• _EXERCISE DESCRIPTION_: After locating the line that contains "Give me the", quote it and all lines after it through the end of the entries, and nothing more. Pictures stay out.

• _RECORDS FOR THIS TASK_:
::::
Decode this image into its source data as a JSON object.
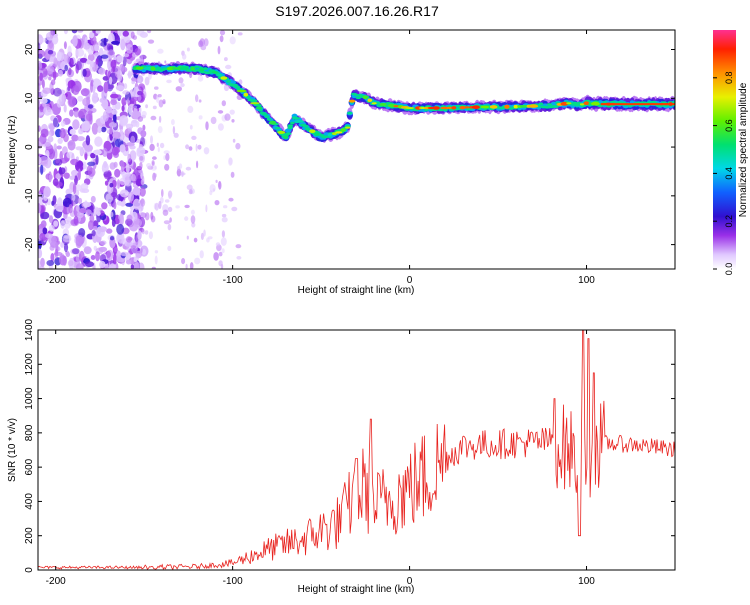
{
  "title": "S197.2026.007.16.26.R17",
  "chart_data": [
    {
      "type": "heatmap",
      "title": "S197.2026.007.16.26.R17",
      "xlabel": "Height of straight line (km)",
      "ylabel": "Frequency (Hz)",
      "xlim": [
        -210,
        150
      ],
      "ylim": [
        -25,
        24
      ],
      "xticks": [
        -200,
        -100,
        0,
        100
      ],
      "yticks": [
        -20,
        -10,
        0,
        10,
        20
      ],
      "colorbar": {
        "label": "Normalized spectral amplitude",
        "range": [
          0,
          1
        ],
        "ticks": [
          0.0,
          0.2,
          0.4,
          0.6,
          0.8
        ]
      },
      "track": {
        "x": [
          -155,
          -140,
          -130,
          -120,
          -110,
          -100,
          -90,
          -80,
          -70,
          -65,
          -60,
          -50,
          -40,
          -35,
          -32,
          -25,
          -20,
          -10,
          0,
          10,
          20,
          40,
          60,
          80,
          90,
          95,
          100,
          110,
          130,
          150
        ],
        "frequency": [
          16.2,
          16.0,
          16.2,
          16.0,
          15.3,
          13.0,
          10.0,
          6.0,
          2.0,
          6.0,
          4.5,
          2.0,
          3.0,
          4.0,
          10.5,
          10.2,
          9.0,
          8.5,
          8.0,
          8.0,
          8.0,
          8.2,
          8.3,
          8.5,
          9.0,
          8.5,
          9.0,
          8.8,
          8.8,
          8.8
        ]
      },
      "noise_region_x": [
        -210,
        -160
      ]
    },
    {
      "type": "line",
      "xlabel": "Height of straight line (km)",
      "ylabel": "SNR (10 * v/v)",
      "xlim": [
        -210,
        150
      ],
      "ylim": [
        0,
        1400
      ],
      "xticks": [
        -200,
        -100,
        0,
        100
      ],
      "yticks": [
        0,
        200,
        400,
        600,
        800,
        1000,
        1200,
        1400
      ],
      "color": "#e8231f",
      "envelope": {
        "x": [
          -210,
          -150,
          -120,
          -100,
          -80,
          -60,
          -40,
          -30,
          -25,
          -20,
          -10,
          0,
          10,
          20,
          30,
          40,
          60,
          80,
          90,
          95,
          100,
          105,
          110,
          130,
          150
        ],
        "y": [
          15,
          15,
          20,
          40,
          120,
          180,
          280,
          450,
          480,
          380,
          420,
          480,
          550,
          650,
          720,
          730,
          740,
          750,
          700,
          650,
          650,
          720,
          740,
          730,
          700
        ]
      },
      "spikes": [
        {
          "x": -22,
          "y": 880
        },
        {
          "x": -30,
          "y": 650
        },
        {
          "x": 82,
          "y": 1000
        },
        {
          "x": 98,
          "y": 1400
        },
        {
          "x": 101,
          "y": 1350
        },
        {
          "x": 104,
          "y": 1150
        },
        {
          "x": 96,
          "y": 200
        }
      ]
    }
  ]
}
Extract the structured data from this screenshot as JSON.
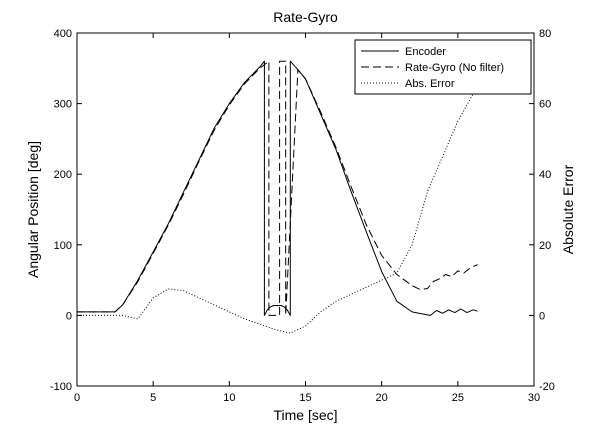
{
  "chart_data": {
    "type": "line",
    "title": "Rate-Gyro",
    "xlabel": "Time [sec]",
    "ylabel": "Angular Position [deg]",
    "y2label": "Absolute Error",
    "xlim": [
      0,
      30
    ],
    "ylim": [
      -100,
      400
    ],
    "y2lim": [
      -20,
      80
    ],
    "xticks": [
      0,
      5,
      10,
      15,
      20,
      25,
      30
    ],
    "yticks": [
      -100,
      0,
      100,
      200,
      300,
      400
    ],
    "y2ticks": [
      -20,
      0,
      20,
      40,
      60,
      80
    ],
    "grid": false,
    "legend_position": "top-right",
    "series": [
      {
        "name": "Encoder",
        "axis": "left",
        "style": "solid",
        "color": "#000000",
        "x": [
          0,
          2.5,
          3,
          4,
          5,
          6,
          7,
          8,
          9,
          10,
          11,
          12,
          12.3,
          12.3,
          12.5,
          12.7,
          12.9,
          13.1,
          13.4,
          13.6,
          13.8,
          14.0,
          14.0,
          14.5,
          15,
          16,
          17,
          18,
          19,
          20,
          21,
          22,
          22.7,
          23.2,
          23.6,
          24,
          24.4,
          24.8,
          25.2,
          25.6,
          26.0,
          26.3
        ],
        "y": [
          5,
          5,
          15,
          50,
          90,
          130,
          175,
          220,
          265,
          300,
          330,
          352,
          360,
          0,
          8,
          12,
          14,
          14,
          14,
          12,
          8,
          0,
          360,
          348,
          335,
          285,
          235,
          175,
          118,
          62,
          20,
          5,
          2,
          0,
          7,
          3,
          8,
          4,
          9,
          4,
          8,
          6
        ]
      },
      {
        "name": "Rate-Gyro (No filter)",
        "axis": "left",
        "style": "dashed",
        "color": "#000000",
        "x": [
          0,
          2.5,
          3,
          4,
          5,
          6,
          7,
          8,
          9,
          10,
          11,
          12,
          12.6,
          12.6,
          13.3,
          13.3,
          13.7,
          13.7,
          14.5,
          15,
          16,
          17,
          18,
          19,
          20,
          21,
          22,
          22.5,
          23,
          23.4,
          23.8,
          24.2,
          24.6,
          25.0,
          25.4,
          25.8,
          26.3
        ],
        "y": [
          5,
          5,
          15,
          48,
          88,
          128,
          172,
          218,
          262,
          298,
          328,
          350,
          360,
          0,
          0,
          360,
          360,
          0,
          348,
          335,
          288,
          238,
          182,
          128,
          85,
          58,
          42,
          37,
          38,
          48,
          52,
          58,
          55,
          63,
          60,
          67,
          72
        ]
      },
      {
        "name": "Abs. Error",
        "axis": "right",
        "style": "dotted",
        "color": "#000000",
        "x": [
          0,
          3,
          3.5,
          4,
          5,
          6,
          7,
          8,
          9,
          10,
          11,
          12,
          13,
          14,
          15,
          16,
          17,
          18,
          19,
          20,
          21,
          22,
          23,
          24,
          25,
          26.3
        ],
        "y": [
          0,
          0,
          -0.5,
          -1,
          5,
          7.5,
          7,
          5,
          3,
          1,
          -1,
          -2.5,
          -4,
          -5,
          -3,
          1,
          4,
          6,
          8,
          10,
          12,
          20,
          35,
          45,
          55,
          65
        ]
      }
    ]
  }
}
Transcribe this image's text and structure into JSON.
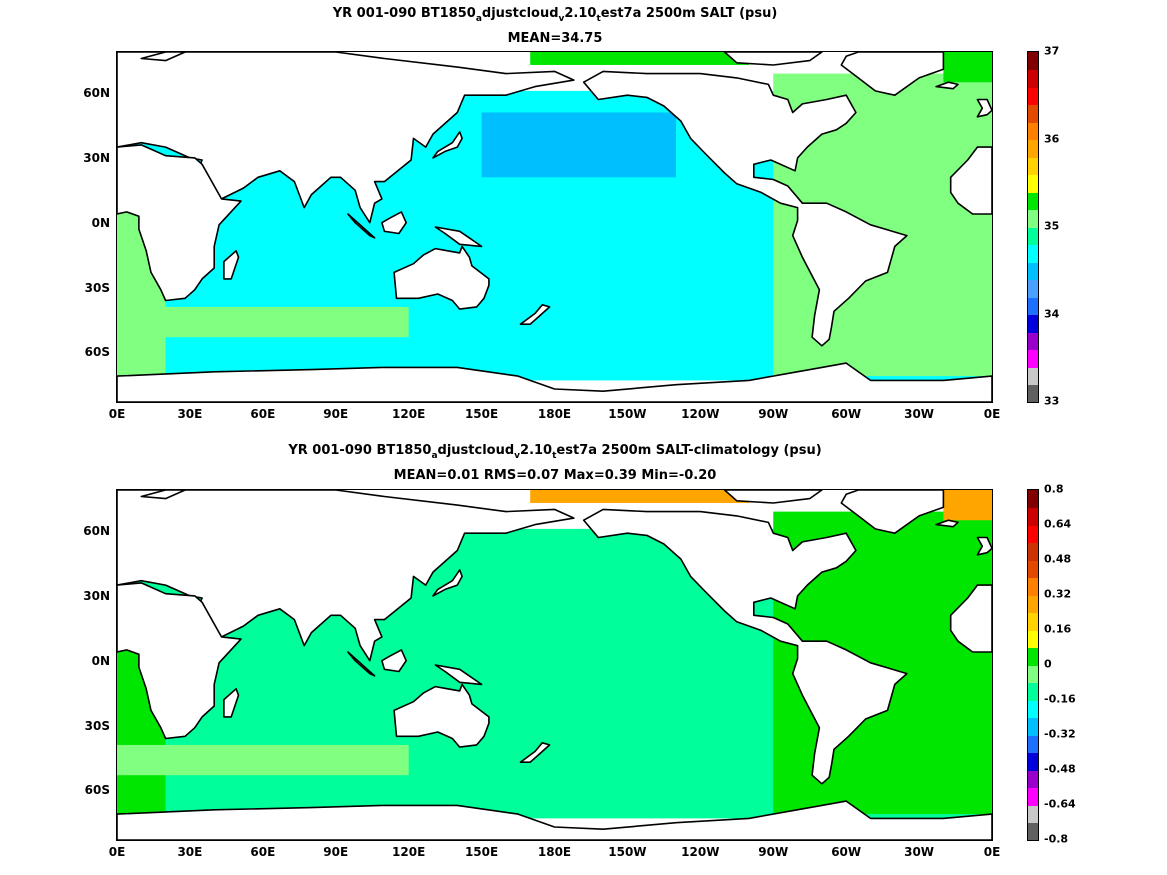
{
  "figure": {
    "panels": [
      {
        "title_parts": [
          "YR 001-090 BT1850",
          "a",
          "djustcloud",
          "v",
          "2.10",
          "t",
          "est7a 2500m SALT (psu)"
        ],
        "subtitle": "MEAN=34.75",
        "colorbar": {
          "colors": [
            "#606060",
            "#c8c8c8",
            "#ff00ff",
            "#9900cc",
            "#0000dd",
            "#1f6fff",
            "#4aa0ff",
            "#00bfff",
            "#00ffff",
            "#00ff9a",
            "#80ff80",
            "#00e600",
            "#ffff00",
            "#ffd200",
            "#ffa500",
            "#ff7f00",
            "#e34a00",
            "#ff0000",
            "#cc0000",
            "#800000"
          ],
          "labels": [
            "33",
            "34",
            "35",
            "36",
            "37"
          ]
        },
        "fills": {
          "pacific": "#00ffff",
          "north_pacific": "#00bfff",
          "atlantic": "#80ff80",
          "arctic": "#00e600",
          "southern_band": "#80ff80"
        }
      },
      {
        "title_parts": [
          "YR 001-090 BT1850",
          "a",
          "djustcloud",
          "v",
          "2.10",
          "t",
          "est7a 2500m SALT-climatology (psu)"
        ],
        "subtitle": "MEAN=0.01   RMS=0.07   Max=0.39   Min=-0.20",
        "colorbar": {
          "colors": [
            "#606060",
            "#c8c8c8",
            "#ff00ff",
            "#9900cc",
            "#0000dd",
            "#1f6fff",
            "#00bfff",
            "#00ffff",
            "#00ff9a",
            "#80ff80",
            "#00e600",
            "#ffff00",
            "#ffd200",
            "#ffa500",
            "#ff7f00",
            "#e34a00",
            "#cc3300",
            "#ff0000",
            "#cc0000",
            "#800000"
          ],
          "labels": [
            "-0.8",
            "-0.64",
            "-0.48",
            "-0.32",
            "-0.16",
            "0",
            "0.16",
            "0.32",
            "0.48",
            "0.64",
            "0.8"
          ]
        },
        "fills": {
          "pacific": "#00ff9a",
          "north_pacific": "#00ff9a",
          "atlantic": "#00e600",
          "arctic": "#ffa500",
          "southern_band": "#80ff80"
        }
      }
    ],
    "x_ticks": [
      "0E",
      "30E",
      "60E",
      "90E",
      "120E",
      "150E",
      "180E",
      "150W",
      "120W",
      "90W",
      "60W",
      "30W",
      "0E"
    ],
    "y_ticks": [
      "60N",
      "30N",
      "0N",
      "30S",
      "60S"
    ]
  },
  "chart_data": [
    {
      "type": "heatmap",
      "title": "YR 001-090 BT1850_adjustcloud_v2.10_test7a 2500m SALT (psu)",
      "subtitle": "MEAN=34.75",
      "x_ticks": [
        "0E",
        "30E",
        "60E",
        "90E",
        "120E",
        "150E",
        "180E",
        "150W",
        "120W",
        "90W",
        "60W",
        "30W",
        "0E"
      ],
      "y_ticks": [
        "60N",
        "30N",
        "0N",
        "30S",
        "60S"
      ],
      "colorbar_range": [
        33,
        37
      ],
      "colorbar_labels": [
        33,
        34,
        35,
        36,
        37
      ],
      "mean": 34.75
    },
    {
      "type": "heatmap",
      "title": "YR 001-090 BT1850_adjustcloud_v2.10_test7a 2500m SALT-climatology (psu)",
      "subtitle": "MEAN=0.01   RMS=0.07   Max=0.39   Min=-0.20",
      "x_ticks": [
        "0E",
        "30E",
        "60E",
        "90E",
        "120E",
        "150E",
        "180E",
        "150W",
        "120W",
        "90W",
        "60W",
        "30W",
        "0E"
      ],
      "y_ticks": [
        "60N",
        "30N",
        "0N",
        "30S",
        "60S"
      ],
      "colorbar_range": [
        -0.8,
        0.8
      ],
      "colorbar_labels": [
        -0.8,
        -0.64,
        -0.48,
        -0.32,
        -0.16,
        0,
        0.16,
        0.32,
        0.48,
        0.64,
        0.8
      ],
      "mean": 0.01,
      "rms": 0.07,
      "max": 0.39,
      "min": -0.2
    }
  ]
}
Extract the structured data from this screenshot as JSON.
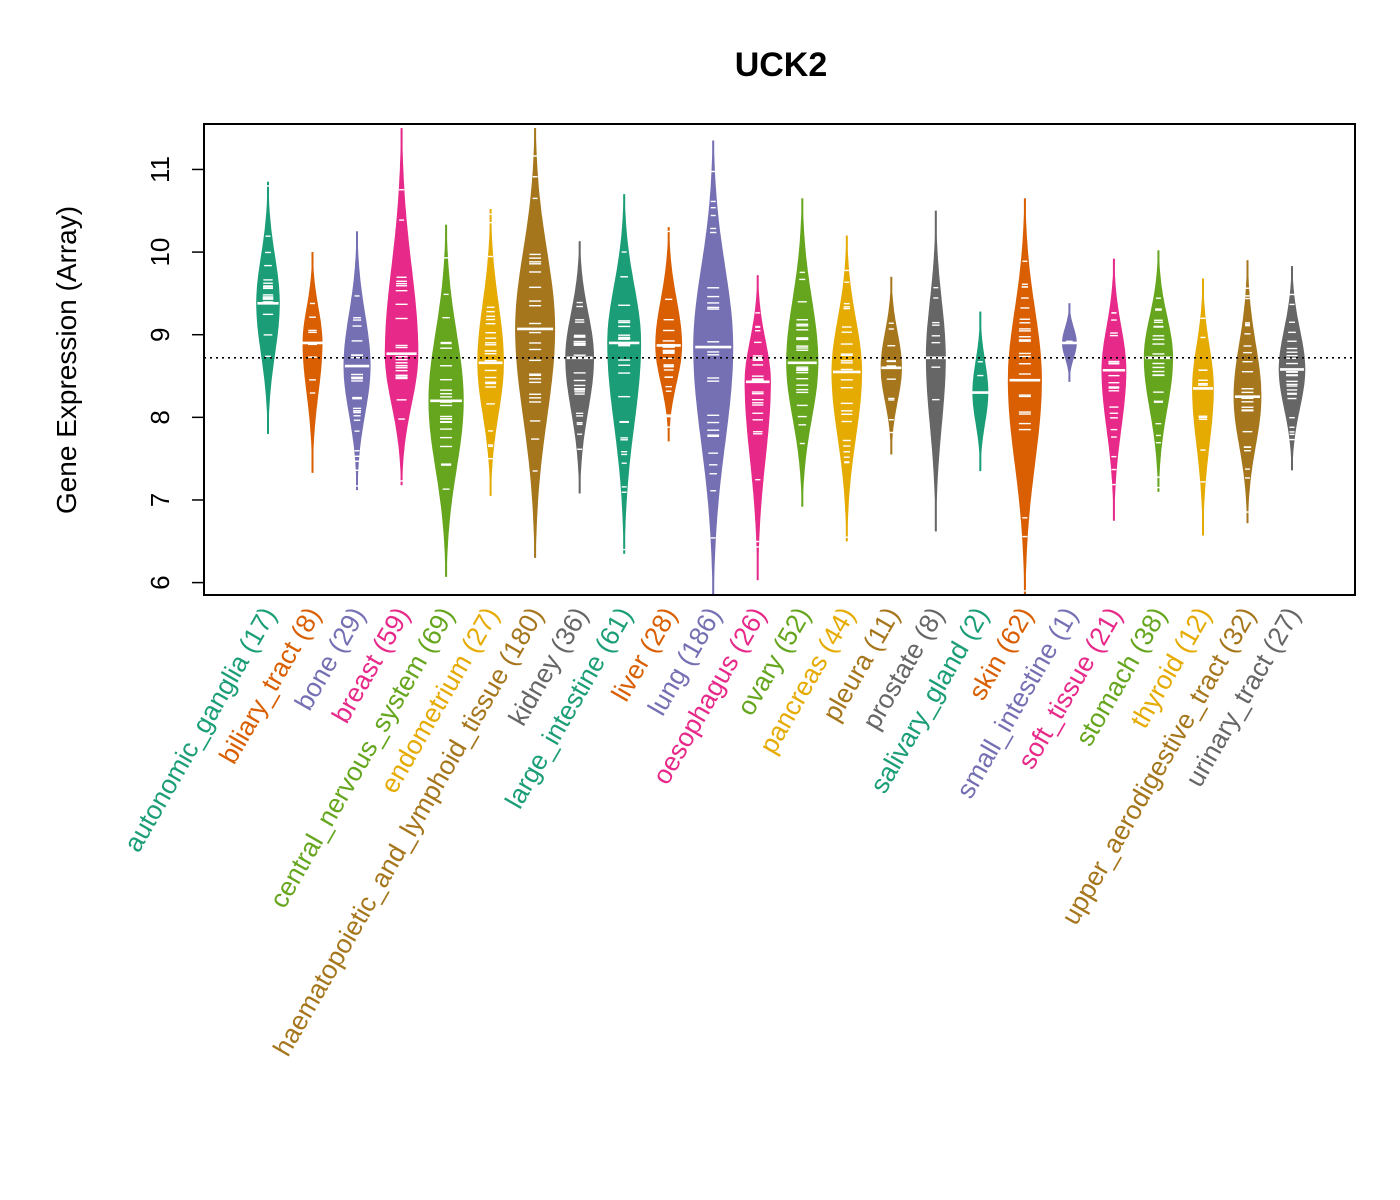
{
  "chart_data": {
    "type": "violin",
    "title": "UCK2",
    "xlabel": "",
    "ylabel": "Gene Expression (Array)",
    "ylim": [
      5.85,
      11.55
    ],
    "yticks": [
      6,
      7,
      8,
      9,
      10,
      11
    ],
    "reference_line": 8.72,
    "categories": [
      {
        "name": "autonomic_ganglia",
        "n": 17,
        "label": "autonomic_ganglia (17)",
        "color": "#1B9E77",
        "min": 7.8,
        "max": 10.85,
        "median": 9.38
      },
      {
        "name": "biliary_tract",
        "n": 8,
        "label": "biliary_tract (8)",
        "color": "#D95F02",
        "min": 7.33,
        "max": 10.0,
        "median": 8.9
      },
      {
        "name": "bone",
        "n": 29,
        "label": "bone (29)",
        "color": "#7570B3",
        "min": 7.12,
        "max": 10.25,
        "median": 8.62
      },
      {
        "name": "breast",
        "n": 59,
        "label": "breast (59)",
        "color": "#E7298A",
        "min": 7.18,
        "max": 11.5,
        "median": 8.77
      },
      {
        "name": "central_nervous_system",
        "n": 69,
        "label": "central_nervous_system (69)",
        "color": "#66A61E",
        "min": 6.07,
        "max": 10.33,
        "median": 8.2
      },
      {
        "name": "endometrium",
        "n": 27,
        "label": "endometrium (27)",
        "color": "#E6AB02",
        "min": 7.05,
        "max": 10.52,
        "median": 8.66
      },
      {
        "name": "haematopoietic_and_lymphoid_tissue",
        "n": 180,
        "label": "haematopoietic_and_lymphoid_tissue (180)",
        "color": "#A6761D",
        "min": 6.3,
        "max": 11.5,
        "median": 9.07
      },
      {
        "name": "kidney",
        "n": 36,
        "label": "kidney (36)",
        "color": "#666666",
        "min": 7.08,
        "max": 10.13,
        "median": 8.72
      },
      {
        "name": "large_intestine",
        "n": 61,
        "label": "large_intestine (61)",
        "color": "#1B9E77",
        "min": 6.35,
        "max": 10.7,
        "median": 8.9
      },
      {
        "name": "liver",
        "n": 28,
        "label": "liver (28)",
        "color": "#D95F02",
        "min": 7.71,
        "max": 10.3,
        "median": 8.87
      },
      {
        "name": "lung",
        "n": 186,
        "label": "lung (186)",
        "color": "#7570B3",
        "min": 5.85,
        "max": 11.35,
        "median": 8.85
      },
      {
        "name": "oesophagus",
        "n": 26,
        "label": "oesophagus (26)",
        "color": "#E7298A",
        "min": 6.03,
        "max": 9.72,
        "median": 8.43
      },
      {
        "name": "ovary",
        "n": 52,
        "label": "ovary (52)",
        "color": "#66A61E",
        "min": 6.92,
        "max": 10.65,
        "median": 8.66
      },
      {
        "name": "pancreas",
        "n": 44,
        "label": "pancreas (44)",
        "color": "#E6AB02",
        "min": 6.5,
        "max": 10.2,
        "median": 8.55
      },
      {
        "name": "pleura",
        "n": 11,
        "label": "pleura (11)",
        "color": "#A6761D",
        "min": 7.55,
        "max": 9.7,
        "median": 8.6
      },
      {
        "name": "prostate",
        "n": 8,
        "label": "prostate (8)",
        "color": "#666666",
        "min": 6.62,
        "max": 10.5,
        "median": 8.72
      },
      {
        "name": "salivary_gland",
        "n": 2,
        "label": "salivary_gland (2)",
        "color": "#1B9E77",
        "min": 7.35,
        "max": 9.28,
        "median": 8.3
      },
      {
        "name": "skin",
        "n": 62,
        "label": "skin (62)",
        "color": "#D95F02",
        "min": 5.85,
        "max": 10.65,
        "median": 8.45
      },
      {
        "name": "small_intestine",
        "n": 1,
        "label": "small_intestine (1)",
        "color": "#7570B3",
        "min": 8.43,
        "max": 9.38,
        "median": 8.9
      },
      {
        "name": "soft_tissue",
        "n": 21,
        "label": "soft_tissue (21)",
        "color": "#E7298A",
        "min": 6.75,
        "max": 9.92,
        "median": 8.57
      },
      {
        "name": "stomach",
        "n": 38,
        "label": "stomach (38)",
        "color": "#66A61E",
        "min": 7.1,
        "max": 10.02,
        "median": 8.72
      },
      {
        "name": "thyroid",
        "n": 12,
        "label": "thyroid (12)",
        "color": "#E6AB02",
        "min": 6.57,
        "max": 9.68,
        "median": 8.35
      },
      {
        "name": "upper_aerodigestive_tract",
        "n": 32,
        "label": "upper_aerodigestive_tract (32)",
        "color": "#A6761D",
        "min": 6.72,
        "max": 9.9,
        "median": 8.25
      },
      {
        "name": "urinary_tract",
        "n": 27,
        "label": "urinary_tract (27)",
        "color": "#666666",
        "min": 7.36,
        "max": 9.83,
        "median": 8.58
      }
    ]
  }
}
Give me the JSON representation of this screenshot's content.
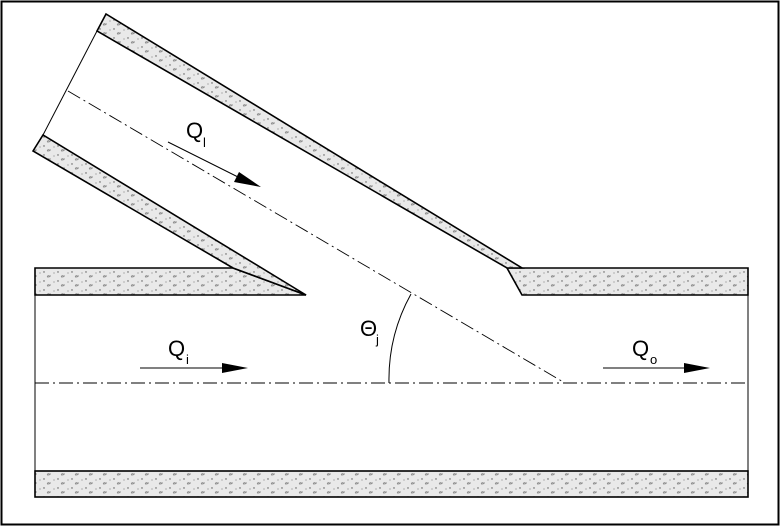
{
  "labels": {
    "lateral_flow": {
      "main": "Q",
      "sub": "l"
    },
    "inflow": {
      "main": "Q",
      "sub": "i"
    },
    "outflow": {
      "main": "Q",
      "sub": "o"
    },
    "junction_angle": {
      "main": "Θ",
      "sub": "j"
    }
  },
  "colors": {
    "line": "#000000",
    "pipe_wall_fill": "#e9e9e9",
    "stipple": "#555555",
    "background": "#ffffff"
  }
}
::::
• _RIGHT ANSWER_:
Give me the JSON representation of this screenshot's content.
{
  "labels": {
    "lateral_flow": {
      "main": "Q",
      "sub": "l"
    },
    "inflow": {
      "main": "Q",
      "sub": "i"
    },
    "outflow": {
      "main": "Q",
      "sub": "o"
    },
    "junction_angle": {
      "main": "Θ",
      "sub": "j"
    }
  },
  "colors": {
    "line": "#000000",
    "pipe_wall_fill": "#e9e9e9",
    "stipple": "#555555",
    "background": "#ffffff"
  }
}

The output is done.